Source material:
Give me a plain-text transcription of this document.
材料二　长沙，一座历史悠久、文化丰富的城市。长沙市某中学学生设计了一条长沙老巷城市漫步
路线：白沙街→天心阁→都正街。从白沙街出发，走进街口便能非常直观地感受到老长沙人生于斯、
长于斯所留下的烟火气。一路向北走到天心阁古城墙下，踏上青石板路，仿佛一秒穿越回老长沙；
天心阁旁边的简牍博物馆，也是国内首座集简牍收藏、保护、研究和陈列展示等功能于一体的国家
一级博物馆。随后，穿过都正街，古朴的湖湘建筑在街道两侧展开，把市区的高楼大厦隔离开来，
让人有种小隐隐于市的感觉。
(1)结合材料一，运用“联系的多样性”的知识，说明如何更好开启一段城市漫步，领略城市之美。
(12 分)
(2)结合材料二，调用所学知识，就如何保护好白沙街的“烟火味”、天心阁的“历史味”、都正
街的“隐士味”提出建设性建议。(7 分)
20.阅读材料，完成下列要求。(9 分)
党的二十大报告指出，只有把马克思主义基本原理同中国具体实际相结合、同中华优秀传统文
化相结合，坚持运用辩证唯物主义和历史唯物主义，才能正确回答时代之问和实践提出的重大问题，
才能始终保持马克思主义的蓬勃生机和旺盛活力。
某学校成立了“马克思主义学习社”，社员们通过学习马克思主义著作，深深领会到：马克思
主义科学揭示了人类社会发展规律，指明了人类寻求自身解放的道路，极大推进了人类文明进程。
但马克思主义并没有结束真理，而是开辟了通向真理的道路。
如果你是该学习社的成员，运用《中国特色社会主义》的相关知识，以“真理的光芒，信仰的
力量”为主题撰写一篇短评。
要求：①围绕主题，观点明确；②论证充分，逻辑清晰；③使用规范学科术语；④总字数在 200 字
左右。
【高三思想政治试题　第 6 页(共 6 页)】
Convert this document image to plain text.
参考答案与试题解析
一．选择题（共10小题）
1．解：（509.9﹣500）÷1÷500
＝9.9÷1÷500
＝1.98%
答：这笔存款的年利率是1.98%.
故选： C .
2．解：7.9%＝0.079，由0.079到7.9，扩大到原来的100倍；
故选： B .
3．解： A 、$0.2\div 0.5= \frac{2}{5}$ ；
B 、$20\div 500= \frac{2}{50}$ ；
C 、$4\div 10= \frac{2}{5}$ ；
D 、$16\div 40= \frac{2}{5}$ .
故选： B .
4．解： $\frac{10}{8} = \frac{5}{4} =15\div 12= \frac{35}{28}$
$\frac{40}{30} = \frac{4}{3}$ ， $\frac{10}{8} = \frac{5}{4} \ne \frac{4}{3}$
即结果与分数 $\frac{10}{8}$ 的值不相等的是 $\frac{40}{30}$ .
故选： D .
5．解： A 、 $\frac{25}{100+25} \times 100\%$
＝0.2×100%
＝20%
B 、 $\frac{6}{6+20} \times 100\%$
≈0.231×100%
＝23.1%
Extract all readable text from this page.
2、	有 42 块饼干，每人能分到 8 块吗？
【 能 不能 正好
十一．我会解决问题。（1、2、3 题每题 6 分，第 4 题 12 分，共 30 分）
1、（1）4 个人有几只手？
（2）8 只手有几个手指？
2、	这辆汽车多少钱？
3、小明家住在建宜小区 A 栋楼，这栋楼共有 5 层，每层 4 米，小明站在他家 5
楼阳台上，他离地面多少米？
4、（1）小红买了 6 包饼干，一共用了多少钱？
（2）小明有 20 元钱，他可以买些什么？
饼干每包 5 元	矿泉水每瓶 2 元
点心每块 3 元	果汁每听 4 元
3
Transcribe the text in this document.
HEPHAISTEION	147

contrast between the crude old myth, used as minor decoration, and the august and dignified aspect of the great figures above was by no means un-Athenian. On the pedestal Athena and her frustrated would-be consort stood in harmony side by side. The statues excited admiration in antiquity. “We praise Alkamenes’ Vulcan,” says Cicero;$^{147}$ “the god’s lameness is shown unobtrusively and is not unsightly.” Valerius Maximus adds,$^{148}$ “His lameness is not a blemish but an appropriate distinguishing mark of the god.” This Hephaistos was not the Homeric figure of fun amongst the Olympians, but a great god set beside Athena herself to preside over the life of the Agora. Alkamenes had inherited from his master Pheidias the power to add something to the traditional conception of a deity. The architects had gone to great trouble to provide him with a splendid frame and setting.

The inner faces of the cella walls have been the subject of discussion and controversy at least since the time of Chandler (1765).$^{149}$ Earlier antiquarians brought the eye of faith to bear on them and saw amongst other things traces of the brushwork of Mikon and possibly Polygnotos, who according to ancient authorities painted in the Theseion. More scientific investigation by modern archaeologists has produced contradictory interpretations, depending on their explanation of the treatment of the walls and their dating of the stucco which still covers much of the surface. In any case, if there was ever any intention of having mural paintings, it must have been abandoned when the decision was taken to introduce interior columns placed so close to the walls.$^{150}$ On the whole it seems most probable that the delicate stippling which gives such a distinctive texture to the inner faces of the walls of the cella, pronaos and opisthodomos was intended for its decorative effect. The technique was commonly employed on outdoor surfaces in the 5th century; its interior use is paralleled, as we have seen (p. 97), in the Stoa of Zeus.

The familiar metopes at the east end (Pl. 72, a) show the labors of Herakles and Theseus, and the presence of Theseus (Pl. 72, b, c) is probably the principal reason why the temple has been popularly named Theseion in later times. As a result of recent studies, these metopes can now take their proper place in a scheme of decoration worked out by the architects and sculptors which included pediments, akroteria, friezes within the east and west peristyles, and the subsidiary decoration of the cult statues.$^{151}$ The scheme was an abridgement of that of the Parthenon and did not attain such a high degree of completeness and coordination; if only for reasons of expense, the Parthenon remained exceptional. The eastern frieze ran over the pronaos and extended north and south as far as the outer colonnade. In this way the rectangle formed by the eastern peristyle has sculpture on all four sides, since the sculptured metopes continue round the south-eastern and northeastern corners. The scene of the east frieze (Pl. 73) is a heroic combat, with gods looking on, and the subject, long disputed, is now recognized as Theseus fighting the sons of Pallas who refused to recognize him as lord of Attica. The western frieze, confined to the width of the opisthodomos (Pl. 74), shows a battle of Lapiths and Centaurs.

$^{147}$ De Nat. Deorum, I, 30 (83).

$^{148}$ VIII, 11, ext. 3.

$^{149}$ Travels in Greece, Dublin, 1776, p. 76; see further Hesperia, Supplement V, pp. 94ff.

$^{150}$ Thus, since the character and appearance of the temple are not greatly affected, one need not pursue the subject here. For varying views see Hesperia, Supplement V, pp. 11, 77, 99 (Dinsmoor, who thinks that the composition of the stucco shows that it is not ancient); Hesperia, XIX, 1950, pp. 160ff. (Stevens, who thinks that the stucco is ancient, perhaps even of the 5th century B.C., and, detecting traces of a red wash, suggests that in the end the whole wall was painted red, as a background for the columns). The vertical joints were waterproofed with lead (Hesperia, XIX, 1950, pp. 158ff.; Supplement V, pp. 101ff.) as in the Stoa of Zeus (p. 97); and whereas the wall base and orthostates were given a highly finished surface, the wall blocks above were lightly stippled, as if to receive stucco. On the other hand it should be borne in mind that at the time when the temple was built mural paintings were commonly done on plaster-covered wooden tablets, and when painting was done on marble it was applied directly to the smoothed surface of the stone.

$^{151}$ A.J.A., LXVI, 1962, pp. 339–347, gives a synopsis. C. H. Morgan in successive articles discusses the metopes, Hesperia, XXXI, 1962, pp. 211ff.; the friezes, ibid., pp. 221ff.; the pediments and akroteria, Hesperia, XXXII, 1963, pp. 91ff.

What to do:
The records above must be output exactly, in full.

Written reply:
Give me a plain-text transcription of this document.
材料二　长沙，一座历史悠久、文化丰富的城市。长沙市某中学学生设计了一条长沙老巷城市漫步
路线：白沙街→天心阁→都正街。从白沙街出发，走进街口便能非常直观地感受到老长沙人生于斯、
长于斯所留下的烟火气。一路向北走到天心阁古城墙下，踏上青石板路，仿佛一秒穿越回老长沙；
天心阁旁边的简牍博物馆，也是国内首座集简牍收藏、保护、研究和陈列展示等功能于一体的国家
一级博物馆。随后，穿过都正街，古朴的湖湘建筑在街道两侧展开，把市区的高楼大厦隔离开来，
让人有种小隐隐于市的感觉。
(1)结合材料一，运用“联系的多样性”的知识，说明如何更好开启一段城市漫步，领略城市之美。
(12 分)
(2)结合材料二，调用所学知识，就如何保护好白沙街的“烟火味”、天心阁的“历史味”、都正
街的“隐士味”提出建设性建议。(7 分)
20.阅读材料，完成下列要求。(9 分)
党的二十大报告指出，只有把马克思主义基本原理同中国具体实际相结合、同中华优秀传统文
化相结合，坚持运用辩证唯物主义和历史唯物主义，才能正确回答时代之问和实践提出的重大问题，
才能始终保持马克思主义的蓬勃生机和旺盛活力。
某学校成立了“马克思主义学习社”，社员们通过学习马克思主义著作，深深领会到：马克思
主义科学揭示了人类社会发展规律，指明了人类寻求自身解放的道路，极大推进了人类文明进程。
但马克思主义并没有结束真理，而是开辟了通向真理的道路。
如果你是该学习社的成员，运用《中国特色社会主义》的相关知识，以“真理的光芒，信仰的
力量”为主题撰写一篇短评。
要求：①围绕主题，观点明确；②论证充分，逻辑清晰；③使用规范学科术语；④总字数在 200 字
左右。
【高三思想政治试题　第 6 页(共 6 页)】
Convert this document image to plain text.
参考答案与试题解析
一．选择题（共10小题）
1．解：（509.9﹣500）÷1÷500
＝9.9÷1÷500
＝1.98%
答：这笔存款的年利率是1.98%.
故选： C .
2．解：7.9%＝0.079，由0.079到7.9，扩大到原来的100倍；
故选： B .
3．解： A 、$0.2\div 0.5= \frac{2}{5}$ ；
B 、$20\div 500= \frac{2}{50}$ ；
C 、$4\div 10= \frac{2}{5}$ ；
D 、$16\div 40= \frac{2}{5}$ .
故选： B .
4．解： $\frac{10}{8} = \frac{5}{4} =15\div 12= \frac{35}{28}$
$\frac{40}{30} = \frac{4}{3}$ ， $\frac{10}{8} = \frac{5}{4} \ne \frac{4}{3}$
即结果与分数 $\frac{10}{8}$ 的值不相等的是 $\frac{40}{30}$ .
故选： D .
5．解： A 、 $\frac{25}{100+25} \times 100\%$
＝0.2×100%
＝20%
B 、 $\frac{6}{6+20} \times 100\%$
≈0.231×100%
＝23.1%
Extract all readable text from this page.
2、	有 42 块饼干，每人能分到 8 块吗？
【 能 不能 正好
十一．我会解决问题。（1、2、3 题每题 6 分，第 4 题 12 分，共 30 分）
1、（1）4 个人有几只手？
（2）8 只手有几个手指？
2、	这辆汽车多少钱？
3、小明家住在建宜小区 A 栋楼，这栋楼共有 5 层，每层 4 米，小明站在他家 5
楼阳台上，他离地面多少米？
4、（1）小红买了 6 包饼干，一共用了多少钱？
（2）小明有 20 元钱，他可以买些什么？
饼干每包 5 元	矿泉水每瓶 2 元
点心每块 3 元	果汁每听 4 元
3
Transcribe the text in this document.
HEPHAISTEION	147

contrast between the crude old myth, used as minor decoration, and the august and dignified aspect of the great figures above was by no means un-Athenian. On the pedestal Athena and her frustrated would-be consort stood in harmony side by side. The statues excited admiration in antiquity. “We praise Alkamenes’ Vulcan,” says Cicero;$^{147}$ “the god’s lameness is shown unobtrusively and is not unsightly.” Valerius Maximus adds,$^{148}$ “His lameness is not a blemish but an appropriate distinguishing mark of the god.” This Hephaistos was not the Homeric figure of fun amongst the Olympians, but a great god set beside Athena herself to preside over the life of the Agora. Alkamenes had inherited from his master Pheidias the power to add something to the traditional conception of a deity. The architects had gone to great trouble to provide him with a splendid frame and setting.

The inner faces of the cella walls have been the subject of discussion and controversy at least since the time of Chandler (1765).$^{149}$ Earlier antiquarians brought the eye of faith to bear on them and saw amongst other things traces of the brushwork of Mikon and possibly Polygnotos, who according to ancient authorities painted in the Theseion. More scientific investigation by modern archaeologists has produced contradictory interpretations, depending on their explanation of the treatment of the walls and their dating of the stucco which still covers much of the surface. In any case, if there was ever any intention of having mural paintings, it must have been abandoned when the decision was taken to introduce interior columns placed so close to the walls.$^{150}$ On the whole it seems most probable that the delicate stippling which gives such a distinctive texture to the inner faces of the walls of the cella, pronaos and opisthodomos was intended for its decorative effect. The technique was commonly employed on outdoor surfaces in the 5th century; its interior use is paralleled, as we have seen (p. 97), in the Stoa of Zeus.

The familiar metopes at the east end (Pl. 72, a) show the labors of Herakles and Theseus, and the presence of Theseus (Pl. 72, b, c) is probably the principal reason why the temple has been popularly named Theseion in later times. As a result of recent studies, these metopes can now take their proper place in a scheme of decoration worked out by the architects and sculptors which included pediments, akroteria, friezes within the east and west peristyles, and the subsidiary decoration of the cult statues.$^{151}$ The scheme was an abridgement of that of the Parthenon and did not attain such a high degree of completeness and coordination; if only for reasons of expense, the Parthenon remained exceptional. The eastern frieze ran over the pronaos and extended north and south as far as the outer colonnade. In this way the rectangle formed by the eastern peristyle has sculpture on all four sides, since the sculptured metopes continue round the south-eastern and northeastern corners. The scene of the east frieze (Pl. 73) is a heroic combat, with gods looking on, and the subject, long disputed, is now recognized as Theseus fighting the sons of Pallas who refused to recognize him as lord of Attica. The western frieze, confined to the width of the opisthodomos (Pl. 74), shows a battle of Lapiths and Centaurs.

$^{147}$ De Nat. Deorum, I, 30 (83).

$^{148}$ VIII, 11, ext. 3.

$^{149}$ Travels in Greece, Dublin, 1776, p. 76; see further Hesperia, Supplement V, pp. 94ff.

$^{150}$ Thus, since the character and appearance of the temple are not greatly affected, one need not pursue the subject here. For varying views see Hesperia, Supplement V, pp. 11, 77, 99 (Dinsmoor, who thinks that the composition of the stucco shows that it is not ancient); Hesperia, XIX, 1950, pp. 160ff. (Stevens, who thinks that the stucco is ancient, perhaps even of the 5th century B.C., and, detecting traces of a red wash, suggests that in the end the whole wall was painted red, as a background for the columns). The vertical joints were waterproofed with lead (Hesperia, XIX, 1950, pp. 158ff.; Supplement V, pp. 101ff.) as in the Stoa of Zeus (p. 97); and whereas the wall base and orthostates were given a highly finished surface, the wall blocks above were lightly stippled, as if to receive stucco. On the other hand it should be borne in mind that at the time when the temple was built mural paintings were commonly done on plaster-covered wooden tablets, and when painting was done on marble it was applied directly to the smoothed surface of the stone.

$^{151}$ A.J.A., LXVI, 1962, pp. 339–347, gives a synopsis. C. H. Morgan in successive articles discusses the metopes, Hesperia, XXXI, 1962, pp. 211ff.; the friezes, ibid., pp. 221ff.; the pediments and akroteria, Hesperia, XXXII, 1963, pp. 91ff.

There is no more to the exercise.